→ **EXERCISE OBJECTIVE**: Quote the records beneath, complete and exact. Leave out images.

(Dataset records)
— Begin —
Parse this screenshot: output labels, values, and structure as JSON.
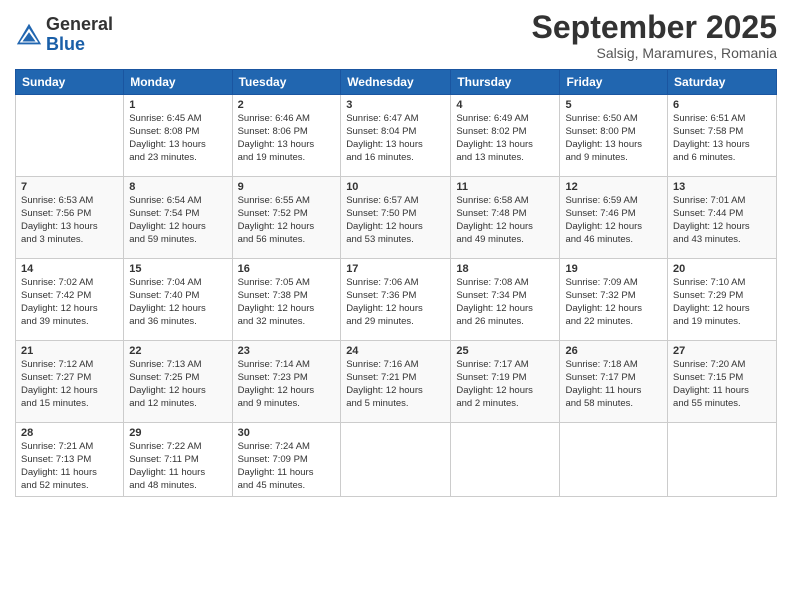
{
  "header": {
    "logo_line1": "General",
    "logo_line2": "Blue",
    "month": "September 2025",
    "location": "Salsig, Maramures, Romania"
  },
  "weekdays": [
    "Sunday",
    "Monday",
    "Tuesday",
    "Wednesday",
    "Thursday",
    "Friday",
    "Saturday"
  ],
  "weeks": [
    [
      {
        "day": "",
        "info": ""
      },
      {
        "day": "1",
        "info": "Sunrise: 6:45 AM\nSunset: 8:08 PM\nDaylight: 13 hours\nand 23 minutes."
      },
      {
        "day": "2",
        "info": "Sunrise: 6:46 AM\nSunset: 8:06 PM\nDaylight: 13 hours\nand 19 minutes."
      },
      {
        "day": "3",
        "info": "Sunrise: 6:47 AM\nSunset: 8:04 PM\nDaylight: 13 hours\nand 16 minutes."
      },
      {
        "day": "4",
        "info": "Sunrise: 6:49 AM\nSunset: 8:02 PM\nDaylight: 13 hours\nand 13 minutes."
      },
      {
        "day": "5",
        "info": "Sunrise: 6:50 AM\nSunset: 8:00 PM\nDaylight: 13 hours\nand 9 minutes."
      },
      {
        "day": "6",
        "info": "Sunrise: 6:51 AM\nSunset: 7:58 PM\nDaylight: 13 hours\nand 6 minutes."
      }
    ],
    [
      {
        "day": "7",
        "info": "Sunrise: 6:53 AM\nSunset: 7:56 PM\nDaylight: 13 hours\nand 3 minutes."
      },
      {
        "day": "8",
        "info": "Sunrise: 6:54 AM\nSunset: 7:54 PM\nDaylight: 12 hours\nand 59 minutes."
      },
      {
        "day": "9",
        "info": "Sunrise: 6:55 AM\nSunset: 7:52 PM\nDaylight: 12 hours\nand 56 minutes."
      },
      {
        "day": "10",
        "info": "Sunrise: 6:57 AM\nSunset: 7:50 PM\nDaylight: 12 hours\nand 53 minutes."
      },
      {
        "day": "11",
        "info": "Sunrise: 6:58 AM\nSunset: 7:48 PM\nDaylight: 12 hours\nand 49 minutes."
      },
      {
        "day": "12",
        "info": "Sunrise: 6:59 AM\nSunset: 7:46 PM\nDaylight: 12 hours\nand 46 minutes."
      },
      {
        "day": "13",
        "info": "Sunrise: 7:01 AM\nSunset: 7:44 PM\nDaylight: 12 hours\nand 43 minutes."
      }
    ],
    [
      {
        "day": "14",
        "info": "Sunrise: 7:02 AM\nSunset: 7:42 PM\nDaylight: 12 hours\nand 39 minutes."
      },
      {
        "day": "15",
        "info": "Sunrise: 7:04 AM\nSunset: 7:40 PM\nDaylight: 12 hours\nand 36 minutes."
      },
      {
        "day": "16",
        "info": "Sunrise: 7:05 AM\nSunset: 7:38 PM\nDaylight: 12 hours\nand 32 minutes."
      },
      {
        "day": "17",
        "info": "Sunrise: 7:06 AM\nSunset: 7:36 PM\nDaylight: 12 hours\nand 29 minutes."
      },
      {
        "day": "18",
        "info": "Sunrise: 7:08 AM\nSunset: 7:34 PM\nDaylight: 12 hours\nand 26 minutes."
      },
      {
        "day": "19",
        "info": "Sunrise: 7:09 AM\nSunset: 7:32 PM\nDaylight: 12 hours\nand 22 minutes."
      },
      {
        "day": "20",
        "info": "Sunrise: 7:10 AM\nSunset: 7:29 PM\nDaylight: 12 hours\nand 19 minutes."
      }
    ],
    [
      {
        "day": "21",
        "info": "Sunrise: 7:12 AM\nSunset: 7:27 PM\nDaylight: 12 hours\nand 15 minutes."
      },
      {
        "day": "22",
        "info": "Sunrise: 7:13 AM\nSunset: 7:25 PM\nDaylight: 12 hours\nand 12 minutes."
      },
      {
        "day": "23",
        "info": "Sunrise: 7:14 AM\nSunset: 7:23 PM\nDaylight: 12 hours\nand 9 minutes."
      },
      {
        "day": "24",
        "info": "Sunrise: 7:16 AM\nSunset: 7:21 PM\nDaylight: 12 hours\nand 5 minutes."
      },
      {
        "day": "25",
        "info": "Sunrise: 7:17 AM\nSunset: 7:19 PM\nDaylight: 12 hours\nand 2 minutes."
      },
      {
        "day": "26",
        "info": "Sunrise: 7:18 AM\nSunset: 7:17 PM\nDaylight: 11 hours\nand 58 minutes."
      },
      {
        "day": "27",
        "info": "Sunrise: 7:20 AM\nSunset: 7:15 PM\nDaylight: 11 hours\nand 55 minutes."
      }
    ],
    [
      {
        "day": "28",
        "info": "Sunrise: 7:21 AM\nSunset: 7:13 PM\nDaylight: 11 hours\nand 52 minutes."
      },
      {
        "day": "29",
        "info": "Sunrise: 7:22 AM\nSunset: 7:11 PM\nDaylight: 11 hours\nand 48 minutes."
      },
      {
        "day": "30",
        "info": "Sunrise: 7:24 AM\nSunset: 7:09 PM\nDaylight: 11 hours\nand 45 minutes."
      },
      {
        "day": "",
        "info": ""
      },
      {
        "day": "",
        "info": ""
      },
      {
        "day": "",
        "info": ""
      },
      {
        "day": "",
        "info": ""
      }
    ]
  ]
}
— End —
→ **THE COMPLETED TASK**:
Parse this screenshot: output labels, values, and structure as JSON.
{
  "header": {
    "logo_line1": "General",
    "logo_line2": "Blue",
    "month": "September 2025",
    "location": "Salsig, Maramures, Romania"
  },
  "weekdays": [
    "Sunday",
    "Monday",
    "Tuesday",
    "Wednesday",
    "Thursday",
    "Friday",
    "Saturday"
  ],
  "weeks": [
    [
      {
        "day": "",
        "info": ""
      },
      {
        "day": "1",
        "info": "Sunrise: 6:45 AM\nSunset: 8:08 PM\nDaylight: 13 hours\nand 23 minutes."
      },
      {
        "day": "2",
        "info": "Sunrise: 6:46 AM\nSunset: 8:06 PM\nDaylight: 13 hours\nand 19 minutes."
      },
      {
        "day": "3",
        "info": "Sunrise: 6:47 AM\nSunset: 8:04 PM\nDaylight: 13 hours\nand 16 minutes."
      },
      {
        "day": "4",
        "info": "Sunrise: 6:49 AM\nSunset: 8:02 PM\nDaylight: 13 hours\nand 13 minutes."
      },
      {
        "day": "5",
        "info": "Sunrise: 6:50 AM\nSunset: 8:00 PM\nDaylight: 13 hours\nand 9 minutes."
      },
      {
        "day": "6",
        "info": "Sunrise: 6:51 AM\nSunset: 7:58 PM\nDaylight: 13 hours\nand 6 minutes."
      }
    ],
    [
      {
        "day": "7",
        "info": "Sunrise: 6:53 AM\nSunset: 7:56 PM\nDaylight: 13 hours\nand 3 minutes."
      },
      {
        "day": "8",
        "info": "Sunrise: 6:54 AM\nSunset: 7:54 PM\nDaylight: 12 hours\nand 59 minutes."
      },
      {
        "day": "9",
        "info": "Sunrise: 6:55 AM\nSunset: 7:52 PM\nDaylight: 12 hours\nand 56 minutes."
      },
      {
        "day": "10",
        "info": "Sunrise: 6:57 AM\nSunset: 7:50 PM\nDaylight: 12 hours\nand 53 minutes."
      },
      {
        "day": "11",
        "info": "Sunrise: 6:58 AM\nSunset: 7:48 PM\nDaylight: 12 hours\nand 49 minutes."
      },
      {
        "day": "12",
        "info": "Sunrise: 6:59 AM\nSunset: 7:46 PM\nDaylight: 12 hours\nand 46 minutes."
      },
      {
        "day": "13",
        "info": "Sunrise: 7:01 AM\nSunset: 7:44 PM\nDaylight: 12 hours\nand 43 minutes."
      }
    ],
    [
      {
        "day": "14",
        "info": "Sunrise: 7:02 AM\nSunset: 7:42 PM\nDaylight: 12 hours\nand 39 minutes."
      },
      {
        "day": "15",
        "info": "Sunrise: 7:04 AM\nSunset: 7:40 PM\nDaylight: 12 hours\nand 36 minutes."
      },
      {
        "day": "16",
        "info": "Sunrise: 7:05 AM\nSunset: 7:38 PM\nDaylight: 12 hours\nand 32 minutes."
      },
      {
        "day": "17",
        "info": "Sunrise: 7:06 AM\nSunset: 7:36 PM\nDaylight: 12 hours\nand 29 minutes."
      },
      {
        "day": "18",
        "info": "Sunrise: 7:08 AM\nSunset: 7:34 PM\nDaylight: 12 hours\nand 26 minutes."
      },
      {
        "day": "19",
        "info": "Sunrise: 7:09 AM\nSunset: 7:32 PM\nDaylight: 12 hours\nand 22 minutes."
      },
      {
        "day": "20",
        "info": "Sunrise: 7:10 AM\nSunset: 7:29 PM\nDaylight: 12 hours\nand 19 minutes."
      }
    ],
    [
      {
        "day": "21",
        "info": "Sunrise: 7:12 AM\nSunset: 7:27 PM\nDaylight: 12 hours\nand 15 minutes."
      },
      {
        "day": "22",
        "info": "Sunrise: 7:13 AM\nSunset: 7:25 PM\nDaylight: 12 hours\nand 12 minutes."
      },
      {
        "day": "23",
        "info": "Sunrise: 7:14 AM\nSunset: 7:23 PM\nDaylight: 12 hours\nand 9 minutes."
      },
      {
        "day": "24",
        "info": "Sunrise: 7:16 AM\nSunset: 7:21 PM\nDaylight: 12 hours\nand 5 minutes."
      },
      {
        "day": "25",
        "info": "Sunrise: 7:17 AM\nSunset: 7:19 PM\nDaylight: 12 hours\nand 2 minutes."
      },
      {
        "day": "26",
        "info": "Sunrise: 7:18 AM\nSunset: 7:17 PM\nDaylight: 11 hours\nand 58 minutes."
      },
      {
        "day": "27",
        "info": "Sunrise: 7:20 AM\nSunset: 7:15 PM\nDaylight: 11 hours\nand 55 minutes."
      }
    ],
    [
      {
        "day": "28",
        "info": "Sunrise: 7:21 AM\nSunset: 7:13 PM\nDaylight: 11 hours\nand 52 minutes."
      },
      {
        "day": "29",
        "info": "Sunrise: 7:22 AM\nSunset: 7:11 PM\nDaylight: 11 hours\nand 48 minutes."
      },
      {
        "day": "30",
        "info": "Sunrise: 7:24 AM\nSunset: 7:09 PM\nDaylight: 11 hours\nand 45 minutes."
      },
      {
        "day": "",
        "info": ""
      },
      {
        "day": "",
        "info": ""
      },
      {
        "day": "",
        "info": ""
      },
      {
        "day": "",
        "info": ""
      }
    ]
  ]
}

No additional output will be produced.